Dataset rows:
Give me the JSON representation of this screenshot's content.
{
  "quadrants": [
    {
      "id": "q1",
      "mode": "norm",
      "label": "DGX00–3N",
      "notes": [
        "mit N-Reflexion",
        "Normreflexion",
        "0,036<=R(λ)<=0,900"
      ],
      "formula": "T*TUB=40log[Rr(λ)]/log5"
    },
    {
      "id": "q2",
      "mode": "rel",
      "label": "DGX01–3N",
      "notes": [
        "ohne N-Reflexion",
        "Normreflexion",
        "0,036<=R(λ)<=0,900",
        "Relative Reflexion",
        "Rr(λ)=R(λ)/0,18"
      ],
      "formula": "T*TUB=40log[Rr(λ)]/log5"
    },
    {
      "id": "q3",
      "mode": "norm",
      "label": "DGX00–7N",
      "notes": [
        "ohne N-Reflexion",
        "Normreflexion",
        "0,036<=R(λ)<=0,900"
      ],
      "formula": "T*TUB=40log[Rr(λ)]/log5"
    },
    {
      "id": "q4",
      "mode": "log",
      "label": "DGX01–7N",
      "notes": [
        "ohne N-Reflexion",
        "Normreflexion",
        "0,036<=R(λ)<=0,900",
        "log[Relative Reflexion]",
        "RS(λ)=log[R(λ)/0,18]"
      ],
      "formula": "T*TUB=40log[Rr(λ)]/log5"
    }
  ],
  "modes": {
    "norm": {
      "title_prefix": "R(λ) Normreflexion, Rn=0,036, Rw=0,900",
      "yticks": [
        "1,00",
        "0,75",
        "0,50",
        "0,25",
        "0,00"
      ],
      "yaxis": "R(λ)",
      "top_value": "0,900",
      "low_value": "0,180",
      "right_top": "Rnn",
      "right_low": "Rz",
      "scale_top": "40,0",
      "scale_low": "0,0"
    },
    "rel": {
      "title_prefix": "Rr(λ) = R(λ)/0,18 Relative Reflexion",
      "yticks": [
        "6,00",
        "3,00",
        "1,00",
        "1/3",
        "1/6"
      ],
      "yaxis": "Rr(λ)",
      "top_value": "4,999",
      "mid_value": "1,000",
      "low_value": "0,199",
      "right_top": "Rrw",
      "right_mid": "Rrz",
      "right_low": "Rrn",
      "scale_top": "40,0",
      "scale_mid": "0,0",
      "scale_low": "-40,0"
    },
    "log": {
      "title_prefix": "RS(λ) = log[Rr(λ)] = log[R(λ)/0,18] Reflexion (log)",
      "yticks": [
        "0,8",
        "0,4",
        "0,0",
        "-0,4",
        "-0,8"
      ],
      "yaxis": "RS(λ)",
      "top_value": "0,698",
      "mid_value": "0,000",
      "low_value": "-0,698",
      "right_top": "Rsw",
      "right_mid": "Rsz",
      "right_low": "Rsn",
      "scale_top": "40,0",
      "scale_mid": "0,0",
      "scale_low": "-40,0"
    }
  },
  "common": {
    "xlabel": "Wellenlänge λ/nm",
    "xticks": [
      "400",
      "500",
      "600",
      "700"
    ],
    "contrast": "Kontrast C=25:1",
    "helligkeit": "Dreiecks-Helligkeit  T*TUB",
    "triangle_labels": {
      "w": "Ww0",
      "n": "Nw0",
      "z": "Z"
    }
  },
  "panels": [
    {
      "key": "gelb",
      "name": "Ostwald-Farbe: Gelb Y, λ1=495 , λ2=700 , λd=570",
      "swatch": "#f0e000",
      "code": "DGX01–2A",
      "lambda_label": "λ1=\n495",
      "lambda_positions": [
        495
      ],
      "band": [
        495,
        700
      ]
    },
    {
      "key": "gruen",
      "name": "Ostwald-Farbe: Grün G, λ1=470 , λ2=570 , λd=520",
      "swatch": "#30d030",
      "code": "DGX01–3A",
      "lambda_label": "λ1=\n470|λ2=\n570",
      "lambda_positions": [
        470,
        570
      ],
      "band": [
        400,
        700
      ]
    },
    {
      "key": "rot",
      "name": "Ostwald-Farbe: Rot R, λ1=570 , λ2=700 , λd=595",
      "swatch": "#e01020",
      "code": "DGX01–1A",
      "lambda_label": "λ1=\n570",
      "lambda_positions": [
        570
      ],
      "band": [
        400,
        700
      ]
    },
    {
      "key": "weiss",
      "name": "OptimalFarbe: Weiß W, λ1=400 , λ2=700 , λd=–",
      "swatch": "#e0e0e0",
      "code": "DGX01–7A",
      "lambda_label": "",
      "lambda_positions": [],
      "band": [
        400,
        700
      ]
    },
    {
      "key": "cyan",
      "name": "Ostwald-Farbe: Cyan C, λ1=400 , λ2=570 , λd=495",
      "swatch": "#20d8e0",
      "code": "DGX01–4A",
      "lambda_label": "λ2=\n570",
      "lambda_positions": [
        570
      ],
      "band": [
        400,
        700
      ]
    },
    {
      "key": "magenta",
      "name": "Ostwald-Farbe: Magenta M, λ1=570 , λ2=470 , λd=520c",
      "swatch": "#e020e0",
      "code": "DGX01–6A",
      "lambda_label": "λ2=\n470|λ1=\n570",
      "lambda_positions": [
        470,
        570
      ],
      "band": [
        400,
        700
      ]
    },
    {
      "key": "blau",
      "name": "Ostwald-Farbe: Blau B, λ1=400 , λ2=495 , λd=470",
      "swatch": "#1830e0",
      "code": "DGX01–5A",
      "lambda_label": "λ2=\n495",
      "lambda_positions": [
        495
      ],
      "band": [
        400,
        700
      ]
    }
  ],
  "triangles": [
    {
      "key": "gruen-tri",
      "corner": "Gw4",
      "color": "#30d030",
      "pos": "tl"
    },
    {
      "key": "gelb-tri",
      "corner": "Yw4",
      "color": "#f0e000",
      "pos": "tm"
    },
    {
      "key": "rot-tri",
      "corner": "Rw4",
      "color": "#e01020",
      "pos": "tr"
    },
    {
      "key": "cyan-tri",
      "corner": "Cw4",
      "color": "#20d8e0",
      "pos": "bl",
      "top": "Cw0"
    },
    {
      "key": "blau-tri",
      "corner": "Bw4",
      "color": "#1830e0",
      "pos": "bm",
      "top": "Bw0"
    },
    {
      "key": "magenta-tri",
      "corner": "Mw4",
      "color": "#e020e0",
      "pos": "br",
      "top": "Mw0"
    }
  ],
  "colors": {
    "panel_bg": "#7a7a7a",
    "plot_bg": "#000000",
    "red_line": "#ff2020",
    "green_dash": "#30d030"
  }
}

## Task brief
Retype the material in full, character for character.

## Answer to this problem
Give me the JSON representation of this screenshot's content.
{
  "quadrants": [
    {
      "id": "q1",
      "mode": "norm",
      "label": "DGX00–3N",
      "notes": [
        "mit N-Reflexion",
        "Normreflexion",
        "0,036<=R(λ)<=0,900"
      ],
      "formula": "T*TUB=40log[Rr(λ)]/log5"
    },
    {
      "id": "q2",
      "mode": "rel",
      "label": "DGX01–3N",
      "notes": [
        "ohne N-Reflexion",
        "Normreflexion",
        "0,036<=R(λ)<=0,900",
        "Relative Reflexion",
        "Rr(λ)=R(λ)/0,18"
      ],
      "formula": "T*TUB=40log[Rr(λ)]/log5"
    },
    {
      "id": "q3",
      "mode": "norm",
      "label": "DGX00–7N",
      "notes": [
        "ohne N-Reflexion",
        "Normreflexion",
        "0,036<=R(λ)<=0,900"
      ],
      "formula": "T*TUB=40log[Rr(λ)]/log5"
    },
    {
      "id": "q4",
      "mode": "log",
      "label": "DGX01–7N",
      "notes": [
        "ohne N-Reflexion",
        "Normreflexion",
        "0,036<=R(λ)<=0,900",
        "log[Relative Reflexion]",
        "RS(λ)=log[R(λ)/0,18]"
      ],
      "formula": "T*TUB=40log[Rr(λ)]/log5"
    }
  ],
  "modes": {
    "norm": {
      "title_prefix": "R(λ) Normreflexion, Rn=0,036, Rw=0,900",
      "yticks": [
        "1,00",
        "0,75",
        "0,50",
        "0,25",
        "0,00"
      ],
      "yaxis": "R(λ)",
      "top_value": "0,900",
      "low_value": "0,180",
      "right_top": "Rnn",
      "right_low": "Rz",
      "scale_top": "40,0",
      "scale_low": "0,0"
    },
    "rel": {
      "title_prefix": "Rr(λ) = R(λ)/0,18 Relative Reflexion",
      "yticks": [
        "6,00",
        "3,00",
        "1,00",
        "1/3",
        "1/6"
      ],
      "yaxis": "Rr(λ)",
      "top_value": "4,999",
      "mid_value": "1,000",
      "low_value": "0,199",
      "right_top": "Rrw",
      "right_mid": "Rrz",
      "right_low": "Rrn",
      "scale_top": "40,0",
      "scale_mid": "0,0",
      "scale_low": "-40,0"
    },
    "log": {
      "title_prefix": "RS(λ) = log[Rr(λ)] = log[R(λ)/0,18] Reflexion (log)",
      "yticks": [
        "0,8",
        "0,4",
        "0,0",
        "-0,4",
        "-0,8"
      ],
      "yaxis": "RS(λ)",
      "top_value": "0,698",
      "mid_value": "0,000",
      "low_value": "-0,698",
      "right_top": "Rsw",
      "right_mid": "Rsz",
      "right_low": "Rsn",
      "scale_top": "40,0",
      "scale_mid": "0,0",
      "scale_low": "-40,0"
    }
  },
  "common": {
    "xlabel": "Wellenlänge λ/nm",
    "xticks": [
      "400",
      "500",
      "600",
      "700"
    ],
    "contrast": "Kontrast C=25:1",
    "helligkeit": "Dreiecks-Helligkeit  T*TUB",
    "triangle_labels": {
      "w": "Ww0",
      "n": "Nw0",
      "z": "Z"
    }
  },
  "panels": [
    {
      "key": "gelb",
      "name": "Ostwald-Farbe: Gelb Y, λ1=495 , λ2=700 , λd=570",
      "swatch": "#f0e000",
      "code": "DGX01–2A",
      "lambda_label": "λ1=\n495",
      "lambda_positions": [
        495
      ],
      "band": [
        495,
        700
      ]
    },
    {
      "key": "gruen",
      "name": "Ostwald-Farbe: Grün G, λ1=470 , λ2=570 , λd=520",
      "swatch": "#30d030",
      "code": "DGX01–3A",
      "lambda_label": "λ1=\n470|λ2=\n570",
      "lambda_positions": [
        470,
        570
      ],
      "band": [
        400,
        700
      ]
    },
    {
      "key": "rot",
      "name": "Ostwald-Farbe: Rot R, λ1=570 , λ2=700 , λd=595",
      "swatch": "#e01020",
      "code": "DGX01–1A",
      "lambda_label": "λ1=\n570",
      "lambda_positions": [
        570
      ],
      "band": [
        400,
        700
      ]
    },
    {
      "key": "weiss",
      "name": "OptimalFarbe: Weiß W, λ1=400 , λ2=700 , λd=–",
      "swatch": "#e0e0e0",
      "code": "DGX01–7A",
      "lambda_label": "",
      "lambda_positions": [],
      "band": [
        400,
        700
      ]
    },
    {
      "key": "cyan",
      "name": "Ostwald-Farbe: Cyan C, λ1=400 , λ2=570 , λd=495",
      "swatch": "#20d8e0",
      "code": "DGX01–4A",
      "lambda_label": "λ2=\n570",
      "lambda_positions": [
        570
      ],
      "band": [
        400,
        700
      ]
    },
    {
      "key": "magenta",
      "name": "Ostwald-Farbe: Magenta M, λ1=570 , λ2=470 , λd=520c",
      "swatch": "#e020e0",
      "code": "DGX01–6A",
      "lambda_label": "λ2=\n470|λ1=\n570",
      "lambda_positions": [
        470,
        570
      ],
      "band": [
        400,
        700
      ]
    },
    {
      "key": "blau",
      "name": "Ostwald-Farbe: Blau B, λ1=400 , λ2=495 , λd=470",
      "swatch": "#1830e0",
      "code": "DGX01–5A",
      "lambda_label": "λ2=\n495",
      "lambda_positions": [
        495
      ],
      "band": [
        400,
        700
      ]
    }
  ],
  "triangles": [
    {
      "key": "gruen-tri",
      "corner": "Gw4",
      "color": "#30d030",
      "pos": "tl"
    },
    {
      "key": "gelb-tri",
      "corner": "Yw4",
      "color": "#f0e000",
      "pos": "tm"
    },
    {
      "key": "rot-tri",
      "corner": "Rw4",
      "color": "#e01020",
      "pos": "tr"
    },
    {
      "key": "cyan-tri",
      "corner": "Cw4",
      "color": "#20d8e0",
      "pos": "bl",
      "top": "Cw0"
    },
    {
      "key": "blau-tri",
      "corner": "Bw4",
      "color": "#1830e0",
      "pos": "bm",
      "top": "Bw0"
    },
    {
      "key": "magenta-tri",
      "corner": "Mw4",
      "color": "#e020e0",
      "pos": "br",
      "top": "Mw0"
    }
  ],
  "colors": {
    "panel_bg": "#7a7a7a",
    "plot_bg": "#000000",
    "red_line": "#ff2020",
    "green_dash": "#30d030"
  }
}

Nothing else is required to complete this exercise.